**PROBLEM REQUIREMENTS**
Exact repetition is required: output every record in full.

**Dataset excerpt**
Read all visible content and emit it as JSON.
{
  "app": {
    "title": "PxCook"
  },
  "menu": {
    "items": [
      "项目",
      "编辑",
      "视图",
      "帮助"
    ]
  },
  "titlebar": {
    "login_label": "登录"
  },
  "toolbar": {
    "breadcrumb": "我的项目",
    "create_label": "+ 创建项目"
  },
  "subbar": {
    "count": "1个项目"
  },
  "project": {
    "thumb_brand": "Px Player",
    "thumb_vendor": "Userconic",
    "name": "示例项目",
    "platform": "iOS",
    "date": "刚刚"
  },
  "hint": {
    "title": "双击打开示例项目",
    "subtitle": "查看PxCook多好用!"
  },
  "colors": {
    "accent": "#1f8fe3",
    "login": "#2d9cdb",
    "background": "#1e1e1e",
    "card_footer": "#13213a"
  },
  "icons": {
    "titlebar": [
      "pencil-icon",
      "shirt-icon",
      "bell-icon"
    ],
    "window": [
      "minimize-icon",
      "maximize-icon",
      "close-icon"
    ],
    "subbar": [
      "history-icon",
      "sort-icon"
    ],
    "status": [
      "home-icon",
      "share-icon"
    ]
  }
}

**EXPECTED ANSWER**
Read all visible content and emit it as JSON.
{
  "app": {
    "title": "PxCook"
  },
  "menu": {
    "items": [
      "项目",
      "编辑",
      "视图",
      "帮助"
    ]
  },
  "titlebar": {
    "login_label": "登录"
  },
  "toolbar": {
    "breadcrumb": "我的项目",
    "create_label": "+ 创建项目"
  },
  "subbar": {
    "count": "1个项目"
  },
  "project": {
    "thumb_brand": "Px Player",
    "thumb_vendor": "Userconic",
    "name": "示例项目",
    "platform": "iOS",
    "date": "刚刚"
  },
  "hint": {
    "title": "双击打开示例项目",
    "subtitle": "查看PxCook多好用!"
  },
  "colors": {
    "accent": "#1f8fe3",
    "login": "#2d9cdb",
    "background": "#1e1e1e",
    "card_footer": "#13213a"
  },
  "icons": {
    "titlebar": [
      "pencil-icon",
      "shirt-icon",
      "bell-icon"
    ],
    "window": [
      "minimize-icon",
      "maximize-icon",
      "close-icon"
    ],
    "subbar": [
      "history-icon",
      "sort-icon"
    ],
    "status": [
      "home-icon",
      "share-icon"
    ]
  }
}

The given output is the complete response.